## EXERCISE TASK
Copy, in full, each line of the material that holds the word "Indian".
--- Start of PROVIDED RECORDS ---
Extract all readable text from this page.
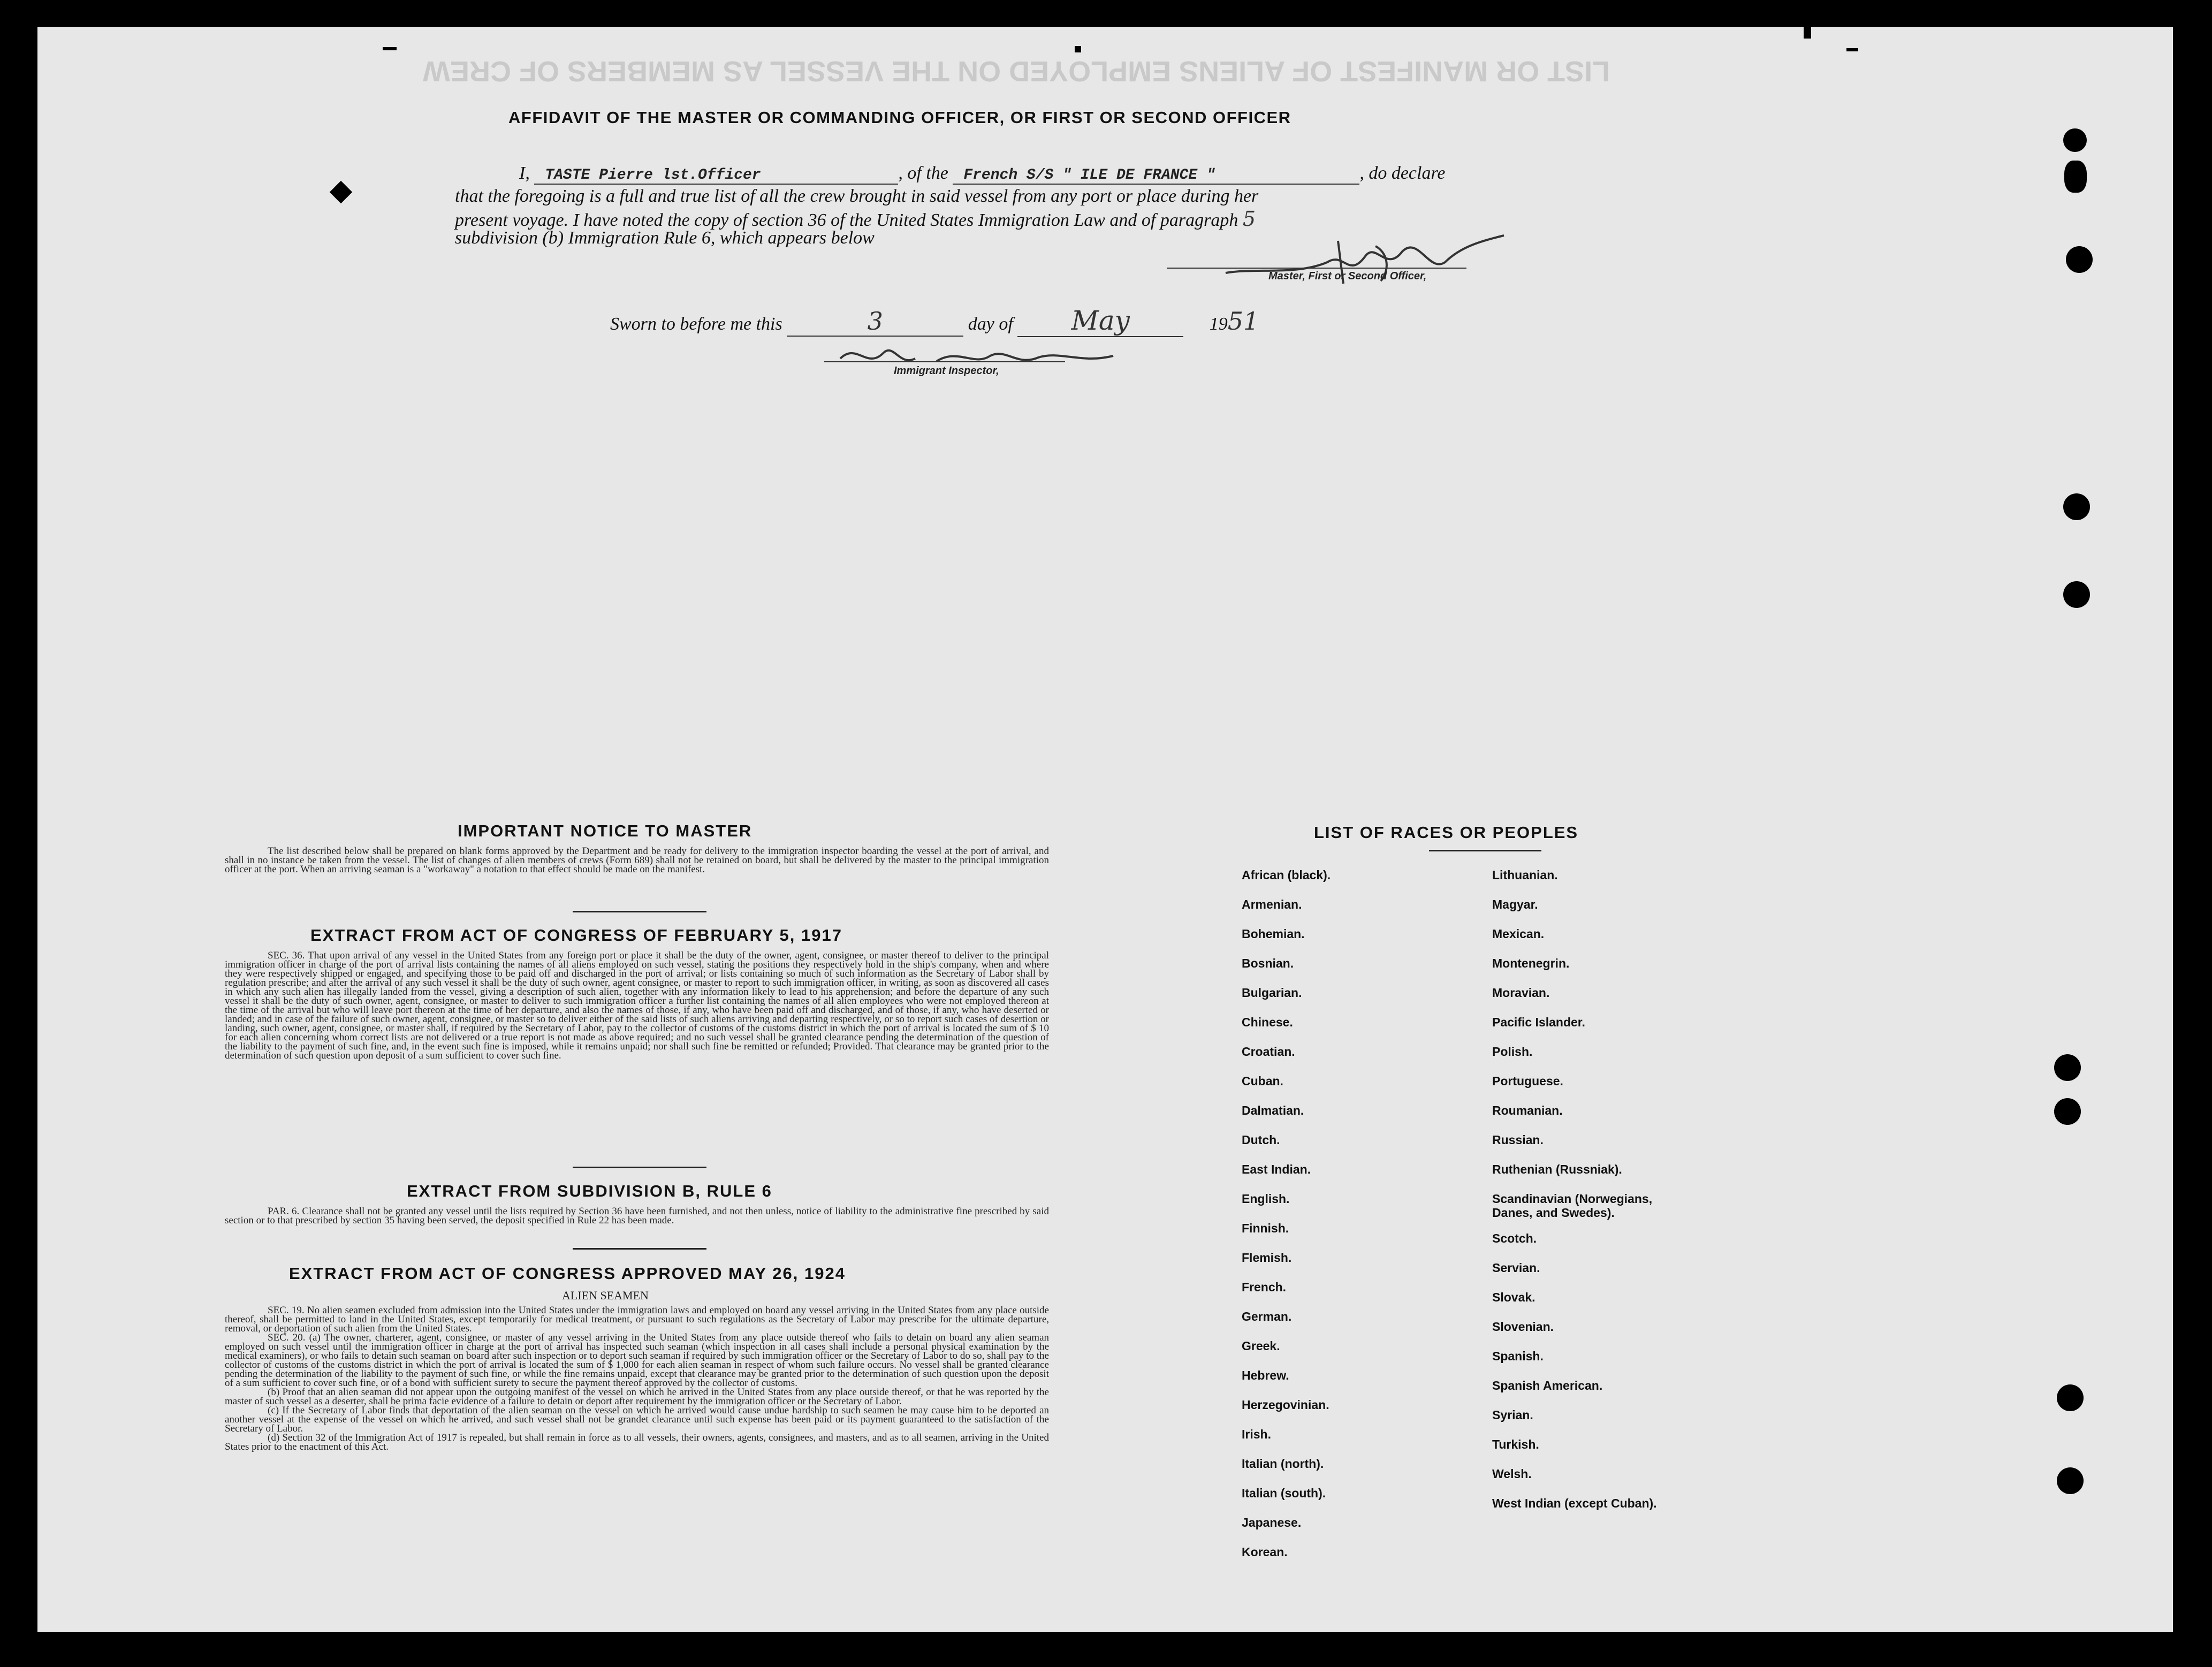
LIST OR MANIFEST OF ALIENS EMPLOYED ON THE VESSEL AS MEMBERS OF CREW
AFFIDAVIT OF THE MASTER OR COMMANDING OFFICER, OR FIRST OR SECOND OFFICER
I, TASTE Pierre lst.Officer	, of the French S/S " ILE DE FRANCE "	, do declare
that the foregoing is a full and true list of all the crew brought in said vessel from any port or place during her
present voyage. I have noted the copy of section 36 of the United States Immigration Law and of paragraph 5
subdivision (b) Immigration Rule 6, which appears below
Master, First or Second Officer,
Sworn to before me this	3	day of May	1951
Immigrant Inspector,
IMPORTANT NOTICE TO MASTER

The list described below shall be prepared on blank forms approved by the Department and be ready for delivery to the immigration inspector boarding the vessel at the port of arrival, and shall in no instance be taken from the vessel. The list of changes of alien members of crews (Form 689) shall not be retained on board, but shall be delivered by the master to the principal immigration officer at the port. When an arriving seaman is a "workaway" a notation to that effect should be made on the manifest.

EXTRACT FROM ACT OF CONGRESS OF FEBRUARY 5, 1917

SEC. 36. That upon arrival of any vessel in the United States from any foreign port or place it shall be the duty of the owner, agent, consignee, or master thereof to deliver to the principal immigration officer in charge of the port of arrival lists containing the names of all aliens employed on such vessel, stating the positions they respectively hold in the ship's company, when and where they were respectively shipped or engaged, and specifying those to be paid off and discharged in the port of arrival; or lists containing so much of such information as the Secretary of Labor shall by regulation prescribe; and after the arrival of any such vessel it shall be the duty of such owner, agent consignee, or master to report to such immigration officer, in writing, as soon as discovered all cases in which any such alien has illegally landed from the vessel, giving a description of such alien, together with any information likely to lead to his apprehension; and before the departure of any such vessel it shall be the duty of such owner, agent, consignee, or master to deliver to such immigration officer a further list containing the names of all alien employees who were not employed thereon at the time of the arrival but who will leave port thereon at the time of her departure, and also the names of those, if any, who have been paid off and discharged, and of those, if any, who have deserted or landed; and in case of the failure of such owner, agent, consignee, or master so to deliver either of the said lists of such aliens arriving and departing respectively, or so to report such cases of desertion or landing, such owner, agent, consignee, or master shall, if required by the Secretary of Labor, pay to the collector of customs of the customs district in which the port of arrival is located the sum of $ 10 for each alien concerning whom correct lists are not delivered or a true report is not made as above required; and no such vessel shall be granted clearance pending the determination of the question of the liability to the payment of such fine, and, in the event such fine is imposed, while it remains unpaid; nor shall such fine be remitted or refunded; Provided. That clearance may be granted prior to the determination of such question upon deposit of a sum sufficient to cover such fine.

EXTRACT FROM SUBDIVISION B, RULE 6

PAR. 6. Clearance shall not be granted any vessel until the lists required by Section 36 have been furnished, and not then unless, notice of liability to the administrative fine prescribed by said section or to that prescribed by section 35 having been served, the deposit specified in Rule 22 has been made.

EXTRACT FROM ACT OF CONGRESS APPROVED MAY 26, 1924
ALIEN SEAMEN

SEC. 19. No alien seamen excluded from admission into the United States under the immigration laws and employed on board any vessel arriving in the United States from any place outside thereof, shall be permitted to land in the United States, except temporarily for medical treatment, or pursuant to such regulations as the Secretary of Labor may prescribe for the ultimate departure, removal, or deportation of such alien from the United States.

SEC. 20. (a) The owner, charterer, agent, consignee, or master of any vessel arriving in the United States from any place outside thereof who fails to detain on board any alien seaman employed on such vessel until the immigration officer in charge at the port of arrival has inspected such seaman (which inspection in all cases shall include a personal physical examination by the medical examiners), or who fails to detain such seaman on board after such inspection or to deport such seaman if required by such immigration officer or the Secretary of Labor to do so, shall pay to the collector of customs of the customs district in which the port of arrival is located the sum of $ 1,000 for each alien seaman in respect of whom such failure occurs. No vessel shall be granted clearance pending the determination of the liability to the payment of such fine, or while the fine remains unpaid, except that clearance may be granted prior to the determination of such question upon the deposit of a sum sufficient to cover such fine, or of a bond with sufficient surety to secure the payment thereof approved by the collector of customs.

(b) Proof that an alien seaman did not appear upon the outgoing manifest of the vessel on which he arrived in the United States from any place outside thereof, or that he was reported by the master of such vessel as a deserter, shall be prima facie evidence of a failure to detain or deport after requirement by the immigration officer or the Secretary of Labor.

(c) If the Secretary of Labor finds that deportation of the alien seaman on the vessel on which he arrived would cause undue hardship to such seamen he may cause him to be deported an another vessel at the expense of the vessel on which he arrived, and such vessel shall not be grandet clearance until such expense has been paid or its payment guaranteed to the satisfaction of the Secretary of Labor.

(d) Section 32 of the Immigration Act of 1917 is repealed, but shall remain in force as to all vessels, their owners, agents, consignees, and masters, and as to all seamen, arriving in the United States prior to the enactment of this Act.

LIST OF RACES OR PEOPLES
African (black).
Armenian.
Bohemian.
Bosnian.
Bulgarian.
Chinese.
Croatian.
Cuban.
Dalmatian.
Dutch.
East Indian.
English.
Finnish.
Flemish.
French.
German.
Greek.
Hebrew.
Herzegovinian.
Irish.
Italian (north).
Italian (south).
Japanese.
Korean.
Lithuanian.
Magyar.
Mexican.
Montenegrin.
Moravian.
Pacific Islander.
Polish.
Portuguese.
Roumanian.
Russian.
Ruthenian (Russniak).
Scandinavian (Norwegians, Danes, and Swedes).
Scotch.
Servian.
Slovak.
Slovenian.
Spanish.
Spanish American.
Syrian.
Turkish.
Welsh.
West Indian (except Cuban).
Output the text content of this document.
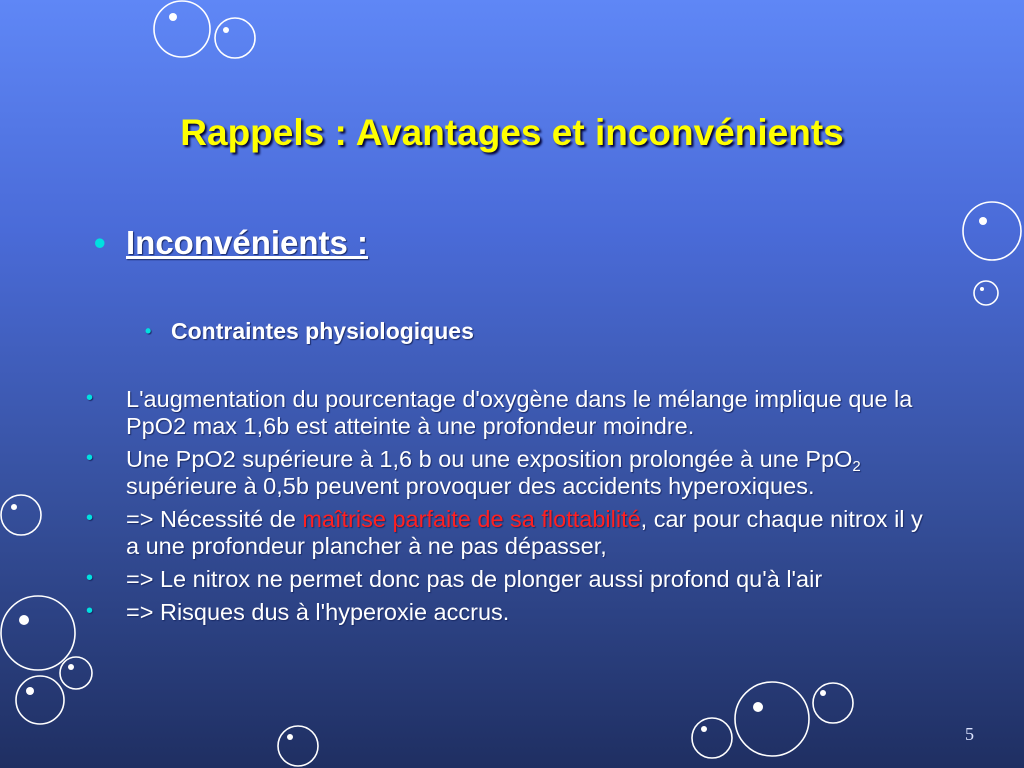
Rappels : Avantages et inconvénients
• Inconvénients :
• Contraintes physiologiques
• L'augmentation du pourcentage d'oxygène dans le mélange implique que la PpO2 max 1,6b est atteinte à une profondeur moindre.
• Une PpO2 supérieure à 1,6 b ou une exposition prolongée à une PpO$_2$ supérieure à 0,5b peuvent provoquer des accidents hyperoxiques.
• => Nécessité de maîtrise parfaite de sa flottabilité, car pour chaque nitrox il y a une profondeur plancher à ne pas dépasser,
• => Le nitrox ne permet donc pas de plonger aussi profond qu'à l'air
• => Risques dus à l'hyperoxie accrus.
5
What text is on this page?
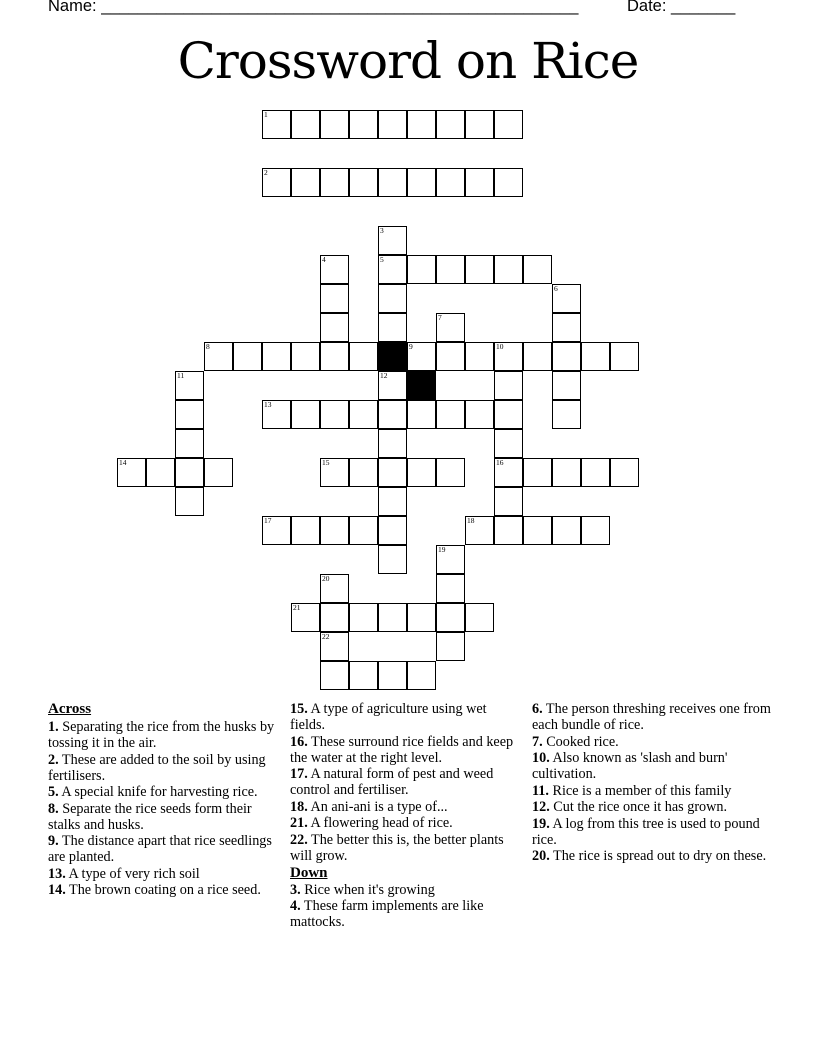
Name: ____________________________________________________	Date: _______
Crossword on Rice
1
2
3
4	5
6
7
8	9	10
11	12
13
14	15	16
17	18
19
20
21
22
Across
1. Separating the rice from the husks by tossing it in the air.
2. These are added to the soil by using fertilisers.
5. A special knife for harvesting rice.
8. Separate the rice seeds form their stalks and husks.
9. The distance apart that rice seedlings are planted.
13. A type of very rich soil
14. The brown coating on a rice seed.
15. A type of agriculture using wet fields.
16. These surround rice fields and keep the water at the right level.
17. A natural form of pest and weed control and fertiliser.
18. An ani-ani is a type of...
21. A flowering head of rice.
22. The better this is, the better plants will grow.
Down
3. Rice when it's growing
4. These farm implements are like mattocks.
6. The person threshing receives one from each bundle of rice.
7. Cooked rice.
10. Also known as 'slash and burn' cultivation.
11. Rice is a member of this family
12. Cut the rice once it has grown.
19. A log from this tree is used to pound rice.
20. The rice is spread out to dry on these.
--- End of PROVIDED RECORDS ---
## FINISHED TASK
East Indian.
West Indian (except Cuban).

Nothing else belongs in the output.